### SHORT TASK:
Pull each line holding "AVION" out of the entries below.

### Stored data entries:
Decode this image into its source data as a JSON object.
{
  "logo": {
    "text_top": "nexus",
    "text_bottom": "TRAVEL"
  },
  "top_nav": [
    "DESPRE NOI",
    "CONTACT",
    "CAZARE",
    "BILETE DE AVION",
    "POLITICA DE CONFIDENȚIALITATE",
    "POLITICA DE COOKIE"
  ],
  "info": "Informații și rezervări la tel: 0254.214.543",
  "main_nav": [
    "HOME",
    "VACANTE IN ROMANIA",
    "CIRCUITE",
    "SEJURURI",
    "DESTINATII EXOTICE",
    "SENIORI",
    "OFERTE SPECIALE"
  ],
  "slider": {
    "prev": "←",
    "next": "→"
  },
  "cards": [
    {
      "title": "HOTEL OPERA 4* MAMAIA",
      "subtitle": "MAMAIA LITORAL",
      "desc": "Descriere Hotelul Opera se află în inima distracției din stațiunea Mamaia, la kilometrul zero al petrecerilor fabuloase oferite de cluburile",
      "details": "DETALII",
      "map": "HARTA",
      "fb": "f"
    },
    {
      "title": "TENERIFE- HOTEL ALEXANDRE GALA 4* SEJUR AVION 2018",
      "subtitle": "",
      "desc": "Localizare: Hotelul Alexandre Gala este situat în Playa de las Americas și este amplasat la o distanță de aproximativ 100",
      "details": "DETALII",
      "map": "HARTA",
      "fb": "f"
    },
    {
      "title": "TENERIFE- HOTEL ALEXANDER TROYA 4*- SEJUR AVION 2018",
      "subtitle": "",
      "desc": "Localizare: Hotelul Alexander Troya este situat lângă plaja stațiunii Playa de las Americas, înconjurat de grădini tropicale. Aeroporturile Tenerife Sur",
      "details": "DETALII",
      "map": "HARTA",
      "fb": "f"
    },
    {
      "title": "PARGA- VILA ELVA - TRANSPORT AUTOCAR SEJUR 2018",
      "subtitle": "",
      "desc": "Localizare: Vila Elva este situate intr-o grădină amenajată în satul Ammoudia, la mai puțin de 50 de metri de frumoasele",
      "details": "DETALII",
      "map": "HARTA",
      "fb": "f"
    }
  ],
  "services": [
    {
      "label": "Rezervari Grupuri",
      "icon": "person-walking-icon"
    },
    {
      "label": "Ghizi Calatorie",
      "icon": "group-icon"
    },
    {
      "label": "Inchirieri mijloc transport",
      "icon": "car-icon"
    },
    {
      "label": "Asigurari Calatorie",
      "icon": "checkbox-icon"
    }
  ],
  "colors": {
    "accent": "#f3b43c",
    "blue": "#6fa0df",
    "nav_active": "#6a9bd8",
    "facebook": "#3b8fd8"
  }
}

### SOLUTION TO THIS TASK:
    "BILETE DE AVION",
      "title": "TENERIFE- HOTEL ALEXANDRE GALA 4* SEJUR AVION 2018",
      "title": "TENERIFE- HOTEL ALEXANDER TROYA 4*- SEJUR AVION 2018",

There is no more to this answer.